- [Given request] Can you pull out every one of the lines below and reproduce each one verbatim, without changing a single character?

* Begin *

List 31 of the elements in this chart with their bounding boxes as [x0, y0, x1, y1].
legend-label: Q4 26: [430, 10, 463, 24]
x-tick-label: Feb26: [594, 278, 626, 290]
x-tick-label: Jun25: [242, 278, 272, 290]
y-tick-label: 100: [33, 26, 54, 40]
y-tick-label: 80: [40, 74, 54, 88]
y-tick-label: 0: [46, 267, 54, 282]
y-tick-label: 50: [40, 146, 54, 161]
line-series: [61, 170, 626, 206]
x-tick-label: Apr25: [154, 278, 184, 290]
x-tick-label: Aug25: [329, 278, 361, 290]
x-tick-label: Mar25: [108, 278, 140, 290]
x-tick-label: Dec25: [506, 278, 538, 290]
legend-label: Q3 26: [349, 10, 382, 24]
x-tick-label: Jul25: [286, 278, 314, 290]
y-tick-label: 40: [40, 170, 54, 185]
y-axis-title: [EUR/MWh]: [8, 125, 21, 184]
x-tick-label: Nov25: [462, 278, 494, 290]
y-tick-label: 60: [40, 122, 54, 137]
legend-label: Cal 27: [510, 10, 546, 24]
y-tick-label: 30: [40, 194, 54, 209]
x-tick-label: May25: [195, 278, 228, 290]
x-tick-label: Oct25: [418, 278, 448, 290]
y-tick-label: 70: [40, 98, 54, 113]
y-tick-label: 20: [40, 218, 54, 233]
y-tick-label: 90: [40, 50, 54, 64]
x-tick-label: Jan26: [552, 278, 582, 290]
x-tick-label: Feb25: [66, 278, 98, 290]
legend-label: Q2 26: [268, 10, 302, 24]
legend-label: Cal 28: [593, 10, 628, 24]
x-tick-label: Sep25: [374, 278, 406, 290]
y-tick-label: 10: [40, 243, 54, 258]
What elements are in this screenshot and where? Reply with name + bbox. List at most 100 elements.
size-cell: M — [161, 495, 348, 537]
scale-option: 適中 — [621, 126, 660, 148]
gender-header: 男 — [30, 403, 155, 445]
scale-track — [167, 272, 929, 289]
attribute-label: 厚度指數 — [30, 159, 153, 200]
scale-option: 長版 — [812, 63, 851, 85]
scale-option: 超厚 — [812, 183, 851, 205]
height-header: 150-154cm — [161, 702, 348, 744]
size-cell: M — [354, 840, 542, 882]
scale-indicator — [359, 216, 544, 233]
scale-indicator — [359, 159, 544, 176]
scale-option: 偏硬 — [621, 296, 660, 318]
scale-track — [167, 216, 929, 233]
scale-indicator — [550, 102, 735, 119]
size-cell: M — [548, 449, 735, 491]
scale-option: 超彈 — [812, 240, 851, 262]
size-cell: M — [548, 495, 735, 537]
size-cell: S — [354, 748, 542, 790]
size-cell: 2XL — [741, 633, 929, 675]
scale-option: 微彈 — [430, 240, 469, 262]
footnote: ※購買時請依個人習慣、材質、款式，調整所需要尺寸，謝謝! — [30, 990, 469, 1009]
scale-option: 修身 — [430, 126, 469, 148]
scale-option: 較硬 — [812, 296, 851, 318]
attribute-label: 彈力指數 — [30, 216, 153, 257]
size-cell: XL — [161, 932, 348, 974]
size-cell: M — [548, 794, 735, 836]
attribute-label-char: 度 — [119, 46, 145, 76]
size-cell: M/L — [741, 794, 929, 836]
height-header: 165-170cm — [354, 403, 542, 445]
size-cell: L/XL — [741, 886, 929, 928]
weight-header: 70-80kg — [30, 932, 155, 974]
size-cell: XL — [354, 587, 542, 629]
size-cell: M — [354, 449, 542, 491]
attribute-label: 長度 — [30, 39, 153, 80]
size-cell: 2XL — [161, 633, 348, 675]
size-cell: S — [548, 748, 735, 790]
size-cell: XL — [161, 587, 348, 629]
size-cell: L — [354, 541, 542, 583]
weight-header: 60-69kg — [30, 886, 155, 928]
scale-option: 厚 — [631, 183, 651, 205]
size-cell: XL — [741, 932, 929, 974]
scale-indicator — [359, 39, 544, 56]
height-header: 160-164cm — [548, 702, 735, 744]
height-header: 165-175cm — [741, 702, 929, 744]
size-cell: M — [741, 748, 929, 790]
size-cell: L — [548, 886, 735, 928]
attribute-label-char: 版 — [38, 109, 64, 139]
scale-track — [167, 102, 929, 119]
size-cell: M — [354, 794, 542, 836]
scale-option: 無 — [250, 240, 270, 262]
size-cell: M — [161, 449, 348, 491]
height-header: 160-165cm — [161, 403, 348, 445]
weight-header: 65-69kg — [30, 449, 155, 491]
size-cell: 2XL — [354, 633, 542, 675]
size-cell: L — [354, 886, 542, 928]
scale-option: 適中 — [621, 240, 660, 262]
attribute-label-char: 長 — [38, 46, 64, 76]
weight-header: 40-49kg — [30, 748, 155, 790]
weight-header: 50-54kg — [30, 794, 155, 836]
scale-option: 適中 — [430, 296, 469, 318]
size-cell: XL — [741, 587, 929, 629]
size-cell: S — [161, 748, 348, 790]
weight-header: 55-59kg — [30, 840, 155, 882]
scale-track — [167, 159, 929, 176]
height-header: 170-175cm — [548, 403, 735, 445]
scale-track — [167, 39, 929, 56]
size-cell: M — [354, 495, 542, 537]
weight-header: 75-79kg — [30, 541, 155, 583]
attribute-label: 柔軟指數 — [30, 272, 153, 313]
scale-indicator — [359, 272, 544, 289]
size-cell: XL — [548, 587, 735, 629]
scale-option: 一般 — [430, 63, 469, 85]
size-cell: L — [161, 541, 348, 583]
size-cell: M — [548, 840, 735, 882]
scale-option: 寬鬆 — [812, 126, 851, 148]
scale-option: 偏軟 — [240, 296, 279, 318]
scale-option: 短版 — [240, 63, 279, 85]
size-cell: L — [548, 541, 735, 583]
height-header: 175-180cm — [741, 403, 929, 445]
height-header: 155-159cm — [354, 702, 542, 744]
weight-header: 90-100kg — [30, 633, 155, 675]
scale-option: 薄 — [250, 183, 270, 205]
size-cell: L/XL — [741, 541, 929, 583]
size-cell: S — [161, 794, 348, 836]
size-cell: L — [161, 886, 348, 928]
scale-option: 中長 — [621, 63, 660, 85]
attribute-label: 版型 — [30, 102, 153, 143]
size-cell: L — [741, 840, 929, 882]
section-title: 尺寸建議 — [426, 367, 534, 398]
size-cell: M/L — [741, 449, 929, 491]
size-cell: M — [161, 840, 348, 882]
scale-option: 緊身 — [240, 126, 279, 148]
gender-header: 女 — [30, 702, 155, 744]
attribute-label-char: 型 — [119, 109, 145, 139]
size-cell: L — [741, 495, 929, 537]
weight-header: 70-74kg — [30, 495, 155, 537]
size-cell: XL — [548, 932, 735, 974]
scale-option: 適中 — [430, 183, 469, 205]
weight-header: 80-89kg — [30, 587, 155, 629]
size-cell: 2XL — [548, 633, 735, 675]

* End *

- [Answer below]
List 31 of the elements in this chart with their bounding boxes as [x0, y0, x1, y1].
legend-label: Q4 26: [430, 10, 463, 24]
x-tick-label: Feb26: [594, 278, 626, 290]
x-tick-label: Jun25: [242, 278, 272, 290]
y-tick-label: 100: [33, 26, 54, 40]
y-tick-label: 80: [40, 74, 54, 88]
y-tick-label: 0: [46, 267, 54, 282]
y-tick-label: 50: [40, 146, 54, 161]
line-series: [61, 170, 626, 206]
x-tick-label: Apr25: [154, 278, 184, 290]
x-tick-label: Aug25: [329, 278, 361, 290]
x-tick-label: Mar25: [108, 278, 140, 290]
x-tick-label: Dec25: [506, 278, 538, 290]
legend-label: Q3 26: [349, 10, 382, 24]
x-tick-label: Jul25: [286, 278, 314, 290]
y-tick-label: 40: [40, 170, 54, 185]
y-axis-title: [EUR/MWh]: [8, 125, 21, 184]
x-tick-label: Nov25: [462, 278, 494, 290]
y-tick-label: 60: [40, 122, 54, 137]
legend-label: Cal 27: [510, 10, 546, 24]
y-tick-label: 30: [40, 194, 54, 209]
x-tick-label: May25: [195, 278, 228, 290]
x-tick-label: Oct25: [418, 278, 448, 290]
y-tick-label: 70: [40, 98, 54, 113]
y-tick-label: 20: [40, 218, 54, 233]
y-tick-label: 90: [40, 50, 54, 64]
x-tick-label: Jan26: [552, 278, 582, 290]
x-tick-label: Feb25: [66, 278, 98, 290]
legend-label: Q2 26: [268, 10, 302, 24]
legend-label: Cal 28: [593, 10, 628, 24]
x-tick-label: Sep25: [374, 278, 406, 290]
y-tick-label: 10: [40, 243, 54, 258]
What elements are in this screenshot and where? Reply with name + bbox. List at most 100 elements.
size-cell: M — [161, 495, 348, 537]
scale-option: 適中 — [621, 126, 660, 148]
gender-header: 男 — [30, 403, 155, 445]
scale-track — [167, 272, 929, 289]
attribute-label: 厚度指數 — [30, 159, 153, 200]
scale-option: 長版 — [812, 63, 851, 85]
scale-option: 超厚 — [812, 183, 851, 205]
height-header: 150-154cm — [161, 702, 348, 744]
size-cell: M — [354, 840, 542, 882]
scale-indicator — [359, 216, 544, 233]
scale-indicator — [359, 159, 544, 176]
scale-option: 偏硬 — [621, 296, 660, 318]
scale-track — [167, 216, 929, 233]
scale-indicator — [550, 102, 735, 119]
size-cell: M — [548, 449, 735, 491]
scale-option: 超彈 — [812, 240, 851, 262]
size-cell: M — [548, 495, 735, 537]
size-cell: S — [354, 748, 542, 790]
size-cell: 2XL — [741, 633, 929, 675]
scale-option: 微彈 — [430, 240, 469, 262]
footnote: ※購買時請依個人習慣、材質、款式，調整所需要尺寸，謝謝! — [30, 990, 469, 1009]
scale-option: 修身 — [430, 126, 469, 148]
scale-option: 較硬 — [812, 296, 851, 318]
attribute-label: 彈力指數 — [30, 216, 153, 257]
size-cell: XL — [161, 932, 348, 974]
size-cell: M — [548, 794, 735, 836]
attribute-label-char: 度 — [119, 46, 145, 76]
size-cell: M/L — [741, 794, 929, 836]
height-header: 165-170cm — [354, 403, 542, 445]
size-cell: L/XL — [741, 886, 929, 928]
weight-header: 70-80kg — [30, 932, 155, 974]
size-cell: XL — [354, 587, 542, 629]
size-cell: M — [354, 449, 542, 491]
attribute-label: 長度 — [30, 39, 153, 80]
size-cell: 2XL — [161, 633, 348, 675]
size-cell: S — [548, 748, 735, 790]
size-cell: XL — [161, 587, 348, 629]
size-cell: L — [354, 541, 542, 583]
weight-header: 60-69kg — [30, 886, 155, 928]
scale-option: 厚 — [631, 183, 651, 205]
size-cell: XL — [741, 932, 929, 974]
scale-indicator — [359, 39, 544, 56]
height-header: 160-164cm — [548, 702, 735, 744]
height-header: 165-175cm — [741, 702, 929, 744]
size-cell: M — [741, 748, 929, 790]
size-cell: L — [548, 886, 735, 928]
attribute-label-char: 版 — [38, 109, 64, 139]
scale-track — [167, 102, 929, 119]
size-cell: M — [354, 794, 542, 836]
scale-option: 無 — [250, 240, 270, 262]
size-cell: M — [161, 449, 348, 491]
height-header: 160-165cm — [161, 403, 348, 445]
weight-header: 65-69kg — [30, 449, 155, 491]
size-cell: 2XL — [354, 633, 542, 675]
size-cell: L — [354, 886, 542, 928]
scale-option: 適中 — [621, 240, 660, 262]
attribute-label-char: 長 — [38, 46, 64, 76]
weight-header: 40-49kg — [30, 748, 155, 790]
weight-header: 50-54kg — [30, 794, 155, 836]
scale-option: 適中 — [430, 296, 469, 318]
size-cell: XL — [741, 587, 929, 629]
size-cell: S — [161, 748, 348, 790]
weight-header: 55-59kg — [30, 840, 155, 882]
scale-track — [167, 159, 929, 176]
height-header: 170-175cm — [548, 403, 735, 445]
scale-track — [167, 39, 929, 56]
size-cell: M — [354, 495, 542, 537]
weight-header: 75-79kg — [30, 541, 155, 583]
attribute-label: 柔軟指數 — [30, 272, 153, 313]
scale-indicator — [359, 272, 544, 289]
size-cell: XL — [548, 587, 735, 629]
scale-option: 一般 — [430, 63, 469, 85]
size-cell: L — [161, 541, 348, 583]
size-cell: M — [548, 840, 735, 882]
scale-option: 寬鬆 — [812, 126, 851, 148]
scale-option: 偏軟 — [240, 296, 279, 318]
scale-option: 短版 — [240, 63, 279, 85]
size-cell: L — [548, 541, 735, 583]
height-header: 175-180cm — [741, 403, 929, 445]
height-header: 155-159cm — [354, 702, 542, 744]
weight-header: 90-100kg — [30, 633, 155, 675]
scale-option: 薄 — [250, 183, 270, 205]
size-cell: L/XL — [741, 541, 929, 583]
size-cell: S — [161, 794, 348, 836]
size-cell: L — [161, 886, 348, 928]
scale-option: 中長 — [621, 63, 660, 85]
attribute-label: 版型 — [30, 102, 153, 143]
size-cell: L — [741, 840, 929, 882]
section-title: 尺寸建議 — [426, 367, 534, 398]
size-cell: M/L — [741, 449, 929, 491]
size-cell: M — [161, 840, 348, 882]
scale-option: 緊身 — [240, 126, 279, 148]
gender-header: 女 — [30, 702, 155, 744]
attribute-label-char: 型 — [119, 109, 145, 139]
size-cell: L — [741, 495, 929, 537]
weight-header: 70-74kg — [30, 495, 155, 537]
size-cell: XL — [548, 932, 735, 974]
scale-option: 適中 — [430, 183, 469, 205]
weight-header: 80-89kg — [30, 587, 155, 629]
size-cell: 2XL — [548, 633, 735, 675]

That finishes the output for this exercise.